MATERIAL SHOWN -
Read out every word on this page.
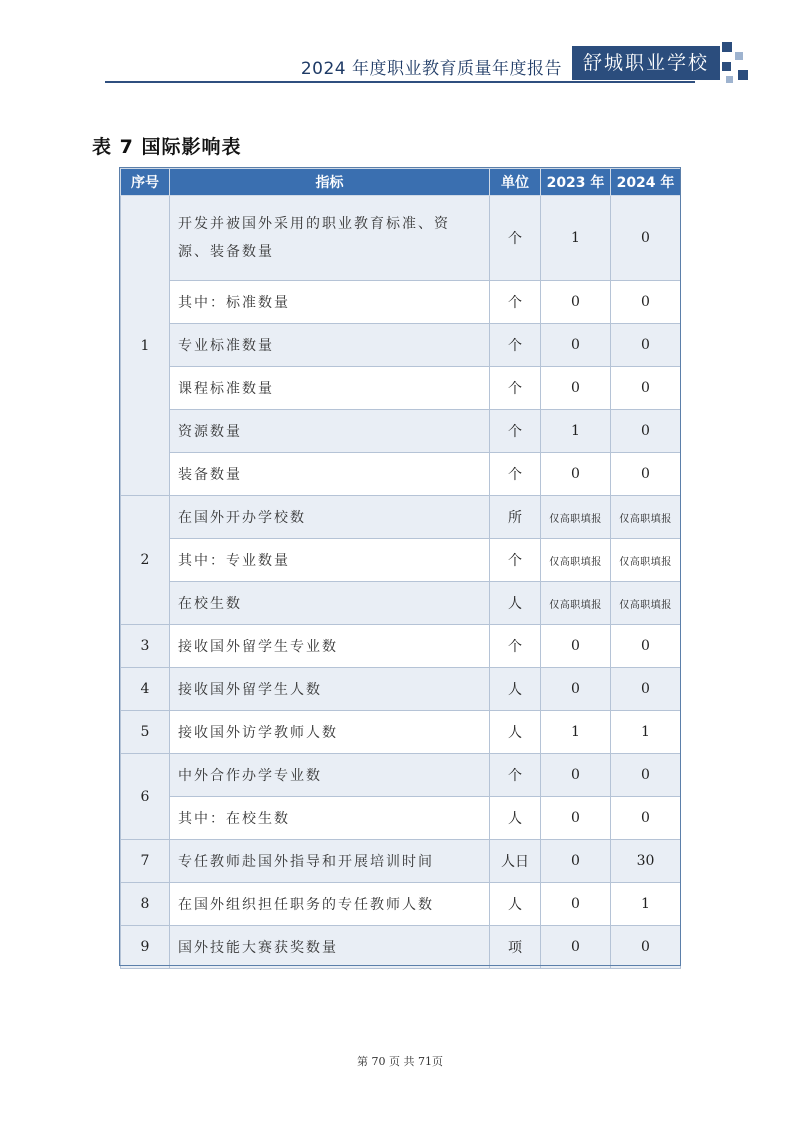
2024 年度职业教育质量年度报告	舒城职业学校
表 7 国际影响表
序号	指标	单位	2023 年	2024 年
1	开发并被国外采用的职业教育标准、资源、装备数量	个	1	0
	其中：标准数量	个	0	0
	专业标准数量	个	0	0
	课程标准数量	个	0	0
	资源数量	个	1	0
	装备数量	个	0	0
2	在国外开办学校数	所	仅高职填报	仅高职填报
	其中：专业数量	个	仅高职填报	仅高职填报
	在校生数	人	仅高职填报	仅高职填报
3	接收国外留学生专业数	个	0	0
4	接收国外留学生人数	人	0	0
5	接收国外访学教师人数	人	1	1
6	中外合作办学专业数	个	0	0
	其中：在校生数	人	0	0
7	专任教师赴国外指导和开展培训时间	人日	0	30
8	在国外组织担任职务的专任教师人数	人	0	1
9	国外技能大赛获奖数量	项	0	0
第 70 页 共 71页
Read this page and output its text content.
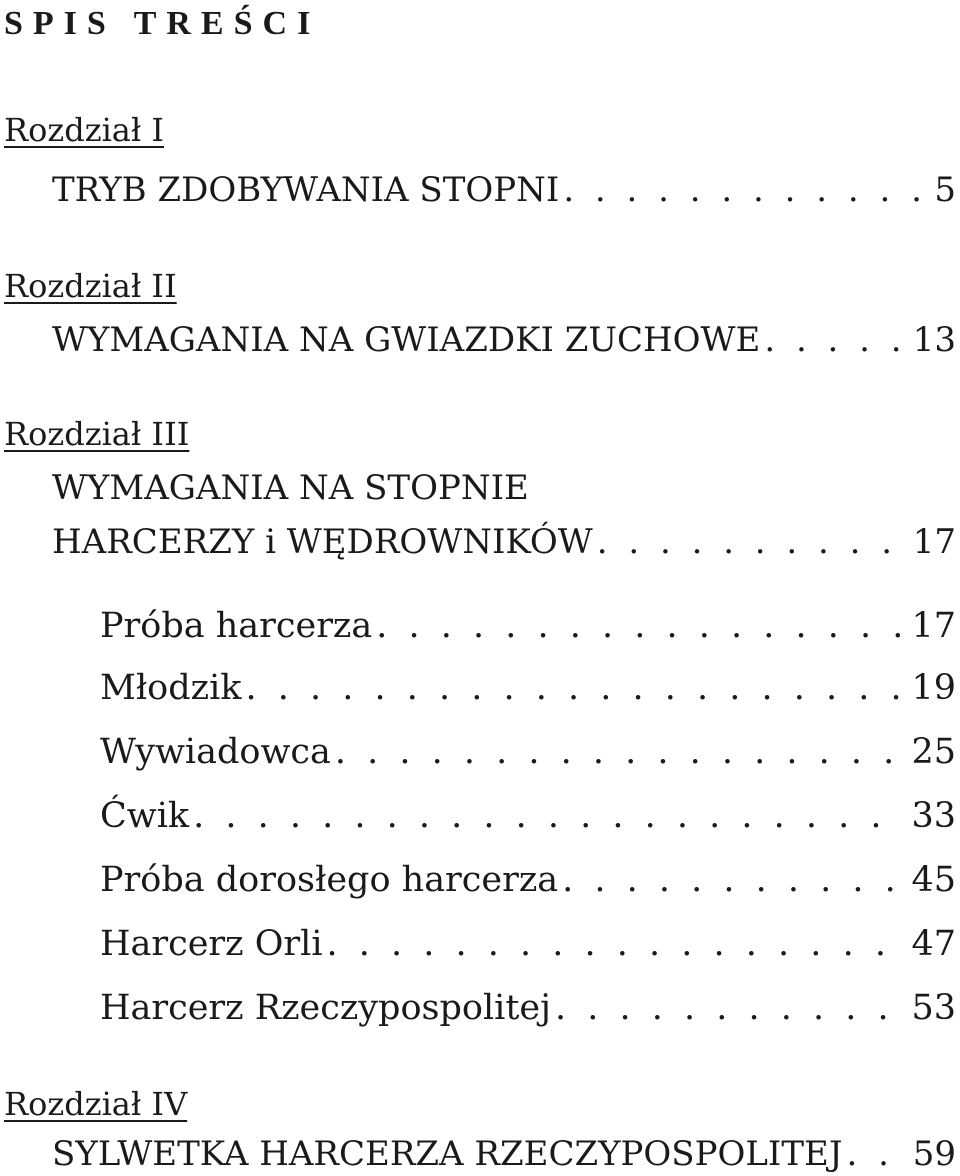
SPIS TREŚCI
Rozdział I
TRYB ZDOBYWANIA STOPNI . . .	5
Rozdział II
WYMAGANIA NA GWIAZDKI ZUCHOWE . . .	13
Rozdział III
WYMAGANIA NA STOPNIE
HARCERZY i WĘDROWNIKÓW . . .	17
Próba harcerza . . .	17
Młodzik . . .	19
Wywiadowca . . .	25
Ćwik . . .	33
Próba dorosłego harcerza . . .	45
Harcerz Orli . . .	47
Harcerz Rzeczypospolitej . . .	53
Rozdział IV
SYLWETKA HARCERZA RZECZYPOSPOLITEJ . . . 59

THE EXERCISE - Reproduce each record from above exactly; pictures do not belong in the copy.

FULL RESPONSE -
Read out every word on this page.
2024 年度职业教育质量年度报告	舒城职业学校
表 7 国际影响表
序号	指标	单位	2023 年	2024 年
1	开发并被国外采用的职业教育标准、资源、装备数量	个	1	0
	其中：标准数量	个	0	0
	专业标准数量	个	0	0
	课程标准数量	个	0	0
	资源数量	个	1	0
	装备数量	个	0	0
2	在国外开办学校数	所	仅高职填报	仅高职填报
	其中：专业数量	个	仅高职填报	仅高职填报
	在校生数	人	仅高职填报	仅高职填报
3	接收国外留学生专业数	个	0	0
4	接收国外留学生人数	人	0	0
5	接收国外访学教师人数	人	1	1
6	中外合作办学专业数	个	0	0
	其中：在校生数	人	0	0
7	专任教师赴国外指导和开展培训时间	人日	0	30
8	在国外组织担任职务的专任教师人数	人	0	1
9	国外技能大赛获奖数量	项	0	0
第 70 页 共 71页
Read this page and output its text content.
SPIS TREŚCI
Rozdział I
TRYB ZDOBYWANIA STOPNI . . .	5
Rozdział II
WYMAGANIA NA GWIAZDKI ZUCHOWE . . .	13
Rozdział III
WYMAGANIA NA STOPNIE
HARCERZY i WĘDROWNIKÓW . . .	17
Próba harcerza . . .	17
Młodzik . . .	19
Wywiadowca . . .	25
Ćwik . . .	33
Próba dorosłego harcerza . . .	45
Harcerz Orli . . .	47
Harcerz Rzeczypospolitej . . .	53
Rozdział IV
SYLWETKA HARCERZA RZECZYPOSPOLITEJ . . . 59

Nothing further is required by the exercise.